• Written instruction
Swap every "row-header" in the material for "row-label" and reproduce the lines with nothing else changed.

• Data for the task
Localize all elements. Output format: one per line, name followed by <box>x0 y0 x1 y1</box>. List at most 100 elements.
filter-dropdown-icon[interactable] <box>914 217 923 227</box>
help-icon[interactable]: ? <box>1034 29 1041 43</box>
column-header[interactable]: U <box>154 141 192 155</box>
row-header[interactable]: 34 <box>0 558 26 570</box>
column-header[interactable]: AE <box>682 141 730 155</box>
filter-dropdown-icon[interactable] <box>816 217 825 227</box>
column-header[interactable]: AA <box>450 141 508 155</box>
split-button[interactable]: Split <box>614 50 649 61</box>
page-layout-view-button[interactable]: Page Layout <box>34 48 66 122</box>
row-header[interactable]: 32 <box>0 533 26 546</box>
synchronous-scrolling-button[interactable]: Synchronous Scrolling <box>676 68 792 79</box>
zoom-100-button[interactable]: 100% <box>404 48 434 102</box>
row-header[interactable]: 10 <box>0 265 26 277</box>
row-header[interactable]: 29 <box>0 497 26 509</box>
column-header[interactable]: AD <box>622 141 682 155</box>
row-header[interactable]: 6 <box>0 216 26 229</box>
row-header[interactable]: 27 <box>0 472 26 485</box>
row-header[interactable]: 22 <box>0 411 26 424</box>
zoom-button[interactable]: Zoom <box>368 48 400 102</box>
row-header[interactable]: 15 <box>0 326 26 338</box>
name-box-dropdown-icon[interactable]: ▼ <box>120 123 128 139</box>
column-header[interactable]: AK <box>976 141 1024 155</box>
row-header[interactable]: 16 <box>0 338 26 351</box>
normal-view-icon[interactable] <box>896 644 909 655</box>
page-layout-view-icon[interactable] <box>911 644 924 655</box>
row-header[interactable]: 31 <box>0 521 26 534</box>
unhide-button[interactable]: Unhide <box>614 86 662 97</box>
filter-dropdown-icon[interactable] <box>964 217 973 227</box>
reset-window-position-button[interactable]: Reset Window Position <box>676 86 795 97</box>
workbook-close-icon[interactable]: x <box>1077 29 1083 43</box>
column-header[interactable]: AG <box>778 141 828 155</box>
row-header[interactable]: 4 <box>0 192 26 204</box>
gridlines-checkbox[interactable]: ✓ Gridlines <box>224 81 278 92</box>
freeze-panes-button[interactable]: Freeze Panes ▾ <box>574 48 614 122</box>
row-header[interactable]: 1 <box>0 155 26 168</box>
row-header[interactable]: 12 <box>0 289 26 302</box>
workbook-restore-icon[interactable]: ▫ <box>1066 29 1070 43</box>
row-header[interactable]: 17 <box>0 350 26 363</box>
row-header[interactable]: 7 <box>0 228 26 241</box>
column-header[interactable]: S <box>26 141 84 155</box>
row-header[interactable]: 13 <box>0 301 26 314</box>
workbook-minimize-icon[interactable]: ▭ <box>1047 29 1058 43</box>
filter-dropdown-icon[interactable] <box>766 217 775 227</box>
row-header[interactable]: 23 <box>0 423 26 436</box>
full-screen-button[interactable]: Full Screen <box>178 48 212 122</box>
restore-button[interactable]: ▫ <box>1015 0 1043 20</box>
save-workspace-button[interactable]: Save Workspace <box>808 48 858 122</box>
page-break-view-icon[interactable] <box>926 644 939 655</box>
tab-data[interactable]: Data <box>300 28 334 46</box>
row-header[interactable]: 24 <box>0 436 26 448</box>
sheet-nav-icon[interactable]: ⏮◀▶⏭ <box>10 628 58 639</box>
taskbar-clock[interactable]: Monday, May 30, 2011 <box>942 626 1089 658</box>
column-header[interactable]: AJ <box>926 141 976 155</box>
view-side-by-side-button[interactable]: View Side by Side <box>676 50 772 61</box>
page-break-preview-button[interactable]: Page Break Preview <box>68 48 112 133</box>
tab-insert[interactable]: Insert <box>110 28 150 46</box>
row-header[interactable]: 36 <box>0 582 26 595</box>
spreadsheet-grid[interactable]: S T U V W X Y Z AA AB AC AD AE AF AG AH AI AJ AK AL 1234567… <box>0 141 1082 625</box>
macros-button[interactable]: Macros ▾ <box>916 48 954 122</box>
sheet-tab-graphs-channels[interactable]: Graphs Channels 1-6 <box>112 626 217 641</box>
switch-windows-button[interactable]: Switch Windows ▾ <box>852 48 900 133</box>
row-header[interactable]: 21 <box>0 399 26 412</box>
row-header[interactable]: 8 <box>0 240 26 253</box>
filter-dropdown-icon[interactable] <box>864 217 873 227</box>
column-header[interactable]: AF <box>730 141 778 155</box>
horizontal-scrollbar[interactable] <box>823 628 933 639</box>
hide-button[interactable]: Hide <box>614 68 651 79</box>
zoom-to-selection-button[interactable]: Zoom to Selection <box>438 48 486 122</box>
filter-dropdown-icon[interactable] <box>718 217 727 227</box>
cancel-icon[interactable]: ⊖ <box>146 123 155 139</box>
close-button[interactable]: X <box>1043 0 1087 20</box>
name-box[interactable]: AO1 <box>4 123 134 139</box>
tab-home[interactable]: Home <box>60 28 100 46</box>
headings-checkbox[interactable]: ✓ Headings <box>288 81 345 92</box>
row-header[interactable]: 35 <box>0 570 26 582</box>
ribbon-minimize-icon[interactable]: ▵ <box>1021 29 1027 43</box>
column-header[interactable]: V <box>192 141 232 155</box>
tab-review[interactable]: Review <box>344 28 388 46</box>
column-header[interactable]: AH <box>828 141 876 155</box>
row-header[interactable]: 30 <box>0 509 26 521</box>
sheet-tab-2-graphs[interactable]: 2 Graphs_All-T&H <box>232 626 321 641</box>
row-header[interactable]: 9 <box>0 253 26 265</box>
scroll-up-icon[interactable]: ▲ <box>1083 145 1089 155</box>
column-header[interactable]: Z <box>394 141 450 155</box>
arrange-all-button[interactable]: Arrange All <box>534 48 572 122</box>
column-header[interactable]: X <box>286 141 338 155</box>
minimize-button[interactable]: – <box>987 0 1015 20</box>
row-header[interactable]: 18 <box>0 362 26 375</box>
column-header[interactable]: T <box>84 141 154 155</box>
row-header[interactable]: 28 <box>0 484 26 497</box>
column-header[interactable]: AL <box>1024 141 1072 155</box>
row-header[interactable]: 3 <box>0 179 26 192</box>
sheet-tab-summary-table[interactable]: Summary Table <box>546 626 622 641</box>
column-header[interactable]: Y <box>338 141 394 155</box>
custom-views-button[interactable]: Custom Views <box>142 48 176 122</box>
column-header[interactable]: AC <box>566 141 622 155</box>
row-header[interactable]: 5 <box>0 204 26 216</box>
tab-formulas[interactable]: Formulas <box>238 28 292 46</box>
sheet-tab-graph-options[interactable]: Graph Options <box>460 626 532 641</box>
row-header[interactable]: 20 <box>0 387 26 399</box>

• Finished exercise
Localize all elements. Output format: one per line, name followed by <box>x0 y0 x1 y1</box>. List at most 100 elements.
filter-dropdown-icon[interactable] <box>914 217 923 227</box>
help-icon[interactable]: ? <box>1034 29 1041 43</box>
column-header[interactable]: U <box>154 141 192 155</box>
row-label[interactable]: 34 <box>0 558 26 570</box>
column-header[interactable]: AE <box>682 141 730 155</box>
filter-dropdown-icon[interactable] <box>816 217 825 227</box>
column-header[interactable]: AA <box>450 141 508 155</box>
split-button[interactable]: Split <box>614 50 649 61</box>
page-layout-view-button[interactable]: Page Layout <box>34 48 66 122</box>
row-label[interactable]: 32 <box>0 533 26 546</box>
synchronous-scrolling-button[interactable]: Synchronous Scrolling <box>676 68 792 79</box>
zoom-100-button[interactable]: 100% <box>404 48 434 102</box>
row-label[interactable]: 10 <box>0 265 26 277</box>
row-label[interactable]: 29 <box>0 497 26 509</box>
column-header[interactable]: AD <box>622 141 682 155</box>
row-label[interactable]: 6 <box>0 216 26 229</box>
row-label[interactable]: 27 <box>0 472 26 485</box>
row-label[interactable]: 22 <box>0 411 26 424</box>
zoom-button[interactable]: Zoom <box>368 48 400 102</box>
row-label[interactable]: 15 <box>0 326 26 338</box>
name-box-dropdown-icon[interactable]: ▼ <box>120 123 128 139</box>
column-header[interactable]: AK <box>976 141 1024 155</box>
row-label[interactable]: 16 <box>0 338 26 351</box>
normal-view-icon[interactable] <box>896 644 909 655</box>
page-layout-view-icon[interactable] <box>911 644 924 655</box>
row-label[interactable]: 31 <box>0 521 26 534</box>
unhide-button[interactable]: Unhide <box>614 86 662 97</box>
filter-dropdown-icon[interactable] <box>964 217 973 227</box>
reset-window-position-button[interactable]: Reset Window Position <box>676 86 795 97</box>
workbook-close-icon[interactable]: x <box>1077 29 1083 43</box>
column-header[interactable]: AG <box>778 141 828 155</box>
row-label[interactable]: 4 <box>0 192 26 204</box>
gridlines-checkbox[interactable]: ✓ Gridlines <box>224 81 278 92</box>
freeze-panes-button[interactable]: Freeze Panes ▾ <box>574 48 614 122</box>
row-label[interactable]: 1 <box>0 155 26 168</box>
row-label[interactable]: 12 <box>0 289 26 302</box>
workbook-restore-icon[interactable]: ▫ <box>1066 29 1070 43</box>
row-label[interactable]: 17 <box>0 350 26 363</box>
row-label[interactable]: 7 <box>0 228 26 241</box>
column-header[interactable]: S <box>26 141 84 155</box>
row-label[interactable]: 13 <box>0 301 26 314</box>
workbook-minimize-icon[interactable]: ▭ <box>1047 29 1058 43</box>
filter-dropdown-icon[interactable] <box>766 217 775 227</box>
row-label[interactable]: 23 <box>0 423 26 436</box>
full-screen-button[interactable]: Full Screen <box>178 48 212 122</box>
restore-button[interactable]: ▫ <box>1015 0 1043 20</box>
save-workspace-button[interactable]: Save Workspace <box>808 48 858 122</box>
page-break-view-icon[interactable] <box>926 644 939 655</box>
tab-data[interactable]: Data <box>300 28 334 46</box>
row-label[interactable]: 24 <box>0 436 26 448</box>
sheet-nav-icon[interactable]: ⏮◀▶⏭ <box>10 628 58 639</box>
taskbar-clock[interactable]: Monday, May 30, 2011 <box>942 626 1089 658</box>
column-header[interactable]: AJ <box>926 141 976 155</box>
view-side-by-side-button[interactable]: View Side by Side <box>676 50 772 61</box>
page-break-preview-button[interactable]: Page Break Preview <box>68 48 112 133</box>
tab-insert[interactable]: Insert <box>110 28 150 46</box>
row-label[interactable]: 36 <box>0 582 26 595</box>
spreadsheet-grid[interactable]: S T U V W X Y Z AA AB AC AD AE AF AG AH AI AJ AK AL 1234567… <box>0 141 1082 625</box>
macros-button[interactable]: Macros ▾ <box>916 48 954 122</box>
sheet-tab-graphs-channels[interactable]: Graphs Channels 1-6 <box>112 626 217 641</box>
switch-windows-button[interactable]: Switch Windows ▾ <box>852 48 900 133</box>
row-label[interactable]: 21 <box>0 399 26 412</box>
row-label[interactable]: 8 <box>0 240 26 253</box>
filter-dropdown-icon[interactable] <box>864 217 873 227</box>
column-header[interactable]: AF <box>730 141 778 155</box>
horizontal-scrollbar[interactable] <box>823 628 933 639</box>
hide-button[interactable]: Hide <box>614 68 651 79</box>
zoom-to-selection-button[interactable]: Zoom to Selection <box>438 48 486 122</box>
filter-dropdown-icon[interactable] <box>718 217 727 227</box>
cancel-icon[interactable]: ⊖ <box>146 123 155 139</box>
close-button[interactable]: X <box>1043 0 1087 20</box>
name-box[interactable]: AO1 <box>4 123 134 139</box>
tab-home[interactable]: Home <box>60 28 100 46</box>
headings-checkbox[interactable]: ✓ Headings <box>288 81 345 92</box>
row-label[interactable]: 35 <box>0 570 26 582</box>
ribbon-minimize-icon[interactable]: ▵ <box>1021 29 1027 43</box>
column-header[interactable]: V <box>192 141 232 155</box>
tab-review[interactable]: Review <box>344 28 388 46</box>
column-header[interactable]: AH <box>828 141 876 155</box>
row-label[interactable]: 30 <box>0 509 26 521</box>
sheet-tab-2-graphs[interactable]: 2 Graphs_All-T&H <box>232 626 321 641</box>
row-label[interactable]: 9 <box>0 253 26 265</box>
scroll-up-icon[interactable]: ▲ <box>1083 145 1089 155</box>
column-header[interactable]: Z <box>394 141 450 155</box>
arrange-all-button[interactable]: Arrange All <box>534 48 572 122</box>
column-header[interactable]: X <box>286 141 338 155</box>
minimize-button[interactable]: – <box>987 0 1015 20</box>
row-label[interactable]: 18 <box>0 362 26 375</box>
column-header[interactable]: T <box>84 141 154 155</box>
row-label[interactable]: 28 <box>0 484 26 497</box>
column-header[interactable]: AL <box>1024 141 1072 155</box>
row-label[interactable]: 3 <box>0 179 26 192</box>
sheet-tab-summary-table[interactable]: Summary Table <box>546 626 622 641</box>
column-header[interactable]: Y <box>338 141 394 155</box>
custom-views-button[interactable]: Custom Views <box>142 48 176 122</box>
column-header[interactable]: AC <box>566 141 622 155</box>
row-label[interactable]: 5 <box>0 204 26 216</box>
tab-formulas[interactable]: Formulas <box>238 28 292 46</box>
sheet-tab-graph-options[interactable]: Graph Options <box>460 626 532 641</box>
row-label[interactable]: 20 <box>0 387 26 399</box>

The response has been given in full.